Annotated region listings
— start —
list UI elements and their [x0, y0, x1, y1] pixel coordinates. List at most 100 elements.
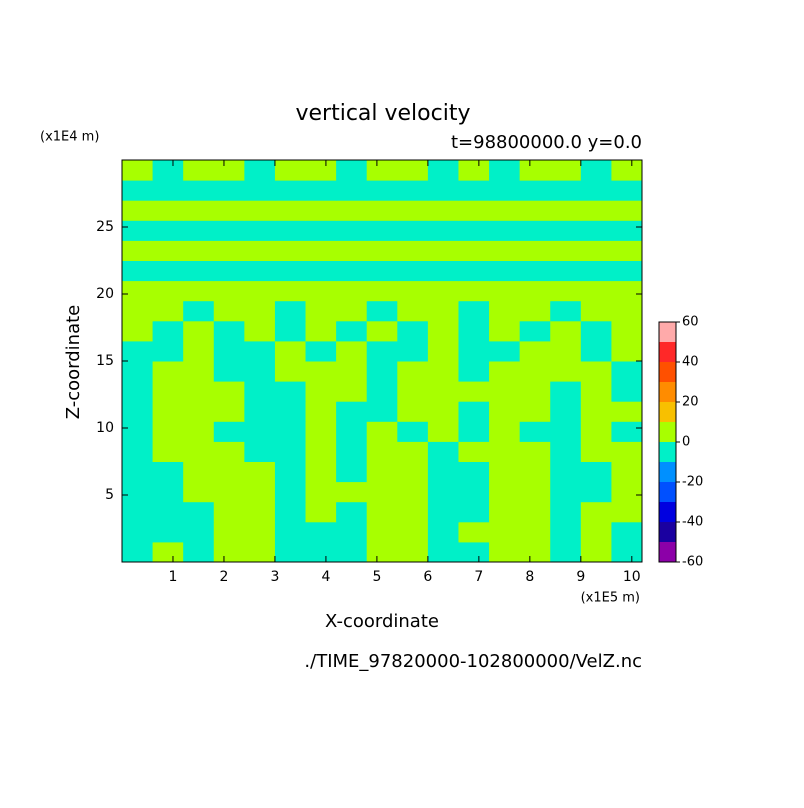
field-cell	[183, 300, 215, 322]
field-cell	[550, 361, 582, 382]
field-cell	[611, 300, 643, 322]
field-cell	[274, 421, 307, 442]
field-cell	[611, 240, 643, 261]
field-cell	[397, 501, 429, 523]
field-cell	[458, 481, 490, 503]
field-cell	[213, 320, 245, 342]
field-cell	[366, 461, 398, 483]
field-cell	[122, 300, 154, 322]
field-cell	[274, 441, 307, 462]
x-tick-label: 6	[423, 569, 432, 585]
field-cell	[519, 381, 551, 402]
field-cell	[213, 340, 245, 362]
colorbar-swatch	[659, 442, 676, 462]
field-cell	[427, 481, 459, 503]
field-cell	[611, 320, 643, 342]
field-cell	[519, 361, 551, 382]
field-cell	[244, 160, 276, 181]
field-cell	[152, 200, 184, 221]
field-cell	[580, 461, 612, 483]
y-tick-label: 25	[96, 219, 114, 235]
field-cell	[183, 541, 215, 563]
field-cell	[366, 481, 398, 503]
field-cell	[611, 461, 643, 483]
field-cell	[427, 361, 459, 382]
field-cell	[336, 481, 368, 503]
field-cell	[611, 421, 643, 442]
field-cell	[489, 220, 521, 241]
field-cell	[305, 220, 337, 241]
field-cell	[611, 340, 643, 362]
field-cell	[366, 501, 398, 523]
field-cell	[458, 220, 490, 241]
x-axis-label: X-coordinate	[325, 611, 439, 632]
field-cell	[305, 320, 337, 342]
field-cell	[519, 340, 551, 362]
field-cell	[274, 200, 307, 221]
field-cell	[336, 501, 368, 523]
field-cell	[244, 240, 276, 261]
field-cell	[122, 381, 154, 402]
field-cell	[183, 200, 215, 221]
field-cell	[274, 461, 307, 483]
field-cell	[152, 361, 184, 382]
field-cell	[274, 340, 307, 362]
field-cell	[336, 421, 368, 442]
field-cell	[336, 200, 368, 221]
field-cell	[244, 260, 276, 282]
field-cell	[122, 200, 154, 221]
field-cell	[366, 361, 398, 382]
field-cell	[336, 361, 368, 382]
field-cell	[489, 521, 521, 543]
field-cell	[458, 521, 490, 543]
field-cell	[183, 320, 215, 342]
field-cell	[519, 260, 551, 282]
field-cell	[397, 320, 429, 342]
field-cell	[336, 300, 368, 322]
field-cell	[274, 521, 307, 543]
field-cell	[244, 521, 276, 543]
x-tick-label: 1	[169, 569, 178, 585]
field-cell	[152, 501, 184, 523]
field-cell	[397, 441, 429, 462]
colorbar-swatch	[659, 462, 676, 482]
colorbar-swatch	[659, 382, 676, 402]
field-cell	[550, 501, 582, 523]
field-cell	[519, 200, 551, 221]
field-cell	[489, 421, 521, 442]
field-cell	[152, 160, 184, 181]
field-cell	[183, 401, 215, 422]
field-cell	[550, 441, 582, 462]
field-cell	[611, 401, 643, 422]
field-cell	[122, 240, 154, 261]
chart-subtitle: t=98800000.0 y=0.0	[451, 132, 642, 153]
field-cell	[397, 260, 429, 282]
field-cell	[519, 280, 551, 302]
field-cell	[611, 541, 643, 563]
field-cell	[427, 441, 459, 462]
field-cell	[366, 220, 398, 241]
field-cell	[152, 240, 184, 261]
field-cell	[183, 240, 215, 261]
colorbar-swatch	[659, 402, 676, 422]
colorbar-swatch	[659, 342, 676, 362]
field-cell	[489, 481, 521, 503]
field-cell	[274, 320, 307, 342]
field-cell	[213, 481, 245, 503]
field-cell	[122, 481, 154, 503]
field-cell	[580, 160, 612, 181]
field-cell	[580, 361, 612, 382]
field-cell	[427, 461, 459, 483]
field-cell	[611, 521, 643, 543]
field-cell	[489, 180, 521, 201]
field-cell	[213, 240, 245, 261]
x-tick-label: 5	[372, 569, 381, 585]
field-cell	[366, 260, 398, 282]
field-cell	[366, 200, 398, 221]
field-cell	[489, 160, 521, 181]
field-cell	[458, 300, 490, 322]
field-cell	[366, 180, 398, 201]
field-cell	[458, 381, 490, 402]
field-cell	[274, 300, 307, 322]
— end —
Written task
Return every line of the records above verbatim, leaving out the pictures.

The solution
list UI elements and their [x0, y0, x1, y1] pixel coordinates. List at most 100 elements.
field-cell	[183, 300, 215, 322]
field-cell	[550, 361, 582, 382]
field-cell	[611, 300, 643, 322]
field-cell	[274, 421, 307, 442]
field-cell	[611, 240, 643, 261]
field-cell	[397, 501, 429, 523]
field-cell	[458, 481, 490, 503]
field-cell	[213, 320, 245, 342]
field-cell	[366, 461, 398, 483]
field-cell	[122, 300, 154, 322]
field-cell	[274, 441, 307, 462]
x-tick-label: 6	[423, 569, 432, 585]
field-cell	[519, 381, 551, 402]
field-cell	[213, 340, 245, 362]
colorbar-swatch	[659, 442, 676, 462]
field-cell	[427, 481, 459, 503]
field-cell	[611, 320, 643, 342]
field-cell	[519, 361, 551, 382]
field-cell	[244, 160, 276, 181]
field-cell	[152, 200, 184, 221]
field-cell	[580, 461, 612, 483]
y-tick-label: 25	[96, 219, 114, 235]
field-cell	[183, 541, 215, 563]
field-cell	[366, 481, 398, 503]
field-cell	[611, 461, 643, 483]
field-cell	[427, 361, 459, 382]
field-cell	[336, 481, 368, 503]
field-cell	[611, 421, 643, 442]
field-cell	[489, 220, 521, 241]
field-cell	[305, 220, 337, 241]
field-cell	[611, 340, 643, 362]
field-cell	[366, 501, 398, 523]
field-cell	[458, 220, 490, 241]
x-axis-label: X-coordinate	[325, 611, 439, 632]
field-cell	[305, 320, 337, 342]
field-cell	[519, 340, 551, 362]
field-cell	[274, 200, 307, 221]
field-cell	[336, 501, 368, 523]
field-cell	[244, 240, 276, 261]
field-cell	[122, 381, 154, 402]
field-cell	[183, 200, 215, 221]
field-cell	[274, 461, 307, 483]
field-cell	[152, 361, 184, 382]
field-cell	[274, 340, 307, 362]
field-cell	[336, 421, 368, 442]
field-cell	[336, 200, 368, 221]
field-cell	[244, 260, 276, 282]
field-cell	[122, 200, 154, 221]
field-cell	[366, 361, 398, 382]
field-cell	[336, 361, 368, 382]
field-cell	[489, 521, 521, 543]
field-cell	[458, 521, 490, 543]
field-cell	[183, 320, 215, 342]
field-cell	[519, 260, 551, 282]
field-cell	[397, 320, 429, 342]
field-cell	[336, 300, 368, 322]
field-cell	[274, 521, 307, 543]
field-cell	[244, 521, 276, 543]
x-tick-label: 1	[169, 569, 178, 585]
field-cell	[152, 501, 184, 523]
field-cell	[397, 441, 429, 462]
colorbar-swatch	[659, 462, 676, 482]
colorbar-swatch	[659, 382, 676, 402]
field-cell	[550, 501, 582, 523]
field-cell	[519, 200, 551, 221]
field-cell	[489, 421, 521, 442]
field-cell	[152, 160, 184, 181]
field-cell	[183, 401, 215, 422]
field-cell	[550, 441, 582, 462]
field-cell	[611, 401, 643, 422]
field-cell	[122, 240, 154, 261]
chart-subtitle: t=98800000.0 y=0.0	[451, 132, 642, 153]
field-cell	[397, 260, 429, 282]
field-cell	[519, 280, 551, 302]
field-cell	[611, 541, 643, 563]
field-cell	[427, 441, 459, 462]
field-cell	[366, 220, 398, 241]
field-cell	[152, 240, 184, 261]
field-cell	[183, 240, 215, 261]
colorbar-swatch	[659, 402, 676, 422]
colorbar-swatch	[659, 342, 676, 362]
field-cell	[489, 481, 521, 503]
field-cell	[274, 320, 307, 342]
field-cell	[213, 481, 245, 503]
field-cell	[122, 481, 154, 503]
field-cell	[580, 160, 612, 181]
field-cell	[580, 361, 612, 382]
field-cell	[427, 461, 459, 483]
field-cell	[611, 521, 643, 543]
field-cell	[489, 180, 521, 201]
field-cell	[213, 240, 245, 261]
x-tick-label: 5	[372, 569, 381, 585]
field-cell	[366, 260, 398, 282]
field-cell	[366, 200, 398, 221]
field-cell	[489, 160, 521, 181]
field-cell	[458, 300, 490, 322]
field-cell	[366, 180, 398, 201]
field-cell	[458, 381, 490, 402]
field-cell	[274, 300, 307, 322]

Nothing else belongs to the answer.